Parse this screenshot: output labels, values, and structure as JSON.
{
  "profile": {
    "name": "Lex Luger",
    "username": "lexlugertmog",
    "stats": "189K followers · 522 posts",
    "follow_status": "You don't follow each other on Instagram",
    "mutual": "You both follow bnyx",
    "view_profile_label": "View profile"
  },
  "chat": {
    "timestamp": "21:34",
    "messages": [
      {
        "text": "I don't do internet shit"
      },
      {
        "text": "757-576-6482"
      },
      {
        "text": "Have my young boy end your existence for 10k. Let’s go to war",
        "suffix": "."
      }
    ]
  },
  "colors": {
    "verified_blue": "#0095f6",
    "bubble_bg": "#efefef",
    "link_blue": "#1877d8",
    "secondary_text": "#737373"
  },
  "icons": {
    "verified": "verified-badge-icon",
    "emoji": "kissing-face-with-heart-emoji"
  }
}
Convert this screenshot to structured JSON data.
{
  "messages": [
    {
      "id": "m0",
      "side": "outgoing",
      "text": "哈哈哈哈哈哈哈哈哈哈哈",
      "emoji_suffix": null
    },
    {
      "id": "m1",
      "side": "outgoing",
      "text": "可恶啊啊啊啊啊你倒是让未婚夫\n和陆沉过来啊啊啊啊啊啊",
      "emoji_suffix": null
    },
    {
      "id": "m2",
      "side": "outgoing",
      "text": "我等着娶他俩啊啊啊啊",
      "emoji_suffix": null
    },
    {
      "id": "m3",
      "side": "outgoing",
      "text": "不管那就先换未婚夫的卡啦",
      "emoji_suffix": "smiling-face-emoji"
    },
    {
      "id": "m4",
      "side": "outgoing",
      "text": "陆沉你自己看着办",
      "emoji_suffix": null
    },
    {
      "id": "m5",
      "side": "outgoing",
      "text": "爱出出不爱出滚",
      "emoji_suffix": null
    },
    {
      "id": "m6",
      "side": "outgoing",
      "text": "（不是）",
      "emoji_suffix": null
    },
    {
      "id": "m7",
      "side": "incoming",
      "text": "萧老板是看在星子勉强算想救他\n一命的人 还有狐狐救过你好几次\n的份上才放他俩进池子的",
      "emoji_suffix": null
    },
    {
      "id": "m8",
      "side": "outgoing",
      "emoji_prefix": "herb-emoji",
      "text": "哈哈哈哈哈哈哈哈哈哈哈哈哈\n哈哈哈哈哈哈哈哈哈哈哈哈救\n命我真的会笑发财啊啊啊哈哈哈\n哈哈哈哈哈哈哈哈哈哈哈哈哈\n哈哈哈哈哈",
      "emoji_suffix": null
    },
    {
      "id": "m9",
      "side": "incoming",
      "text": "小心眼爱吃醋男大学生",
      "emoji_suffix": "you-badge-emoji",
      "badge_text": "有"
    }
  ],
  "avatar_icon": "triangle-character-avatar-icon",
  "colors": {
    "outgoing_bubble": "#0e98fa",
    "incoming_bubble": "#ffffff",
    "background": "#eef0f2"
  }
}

◆ ◆ ◆ ◆

Task directions » Find each line that has the word "face", then copy it out.

Response to the exercise »
    "emoji": "kissing-face-with-heart-emoji"
      "emoji_suffix": "smiling-face-emoji"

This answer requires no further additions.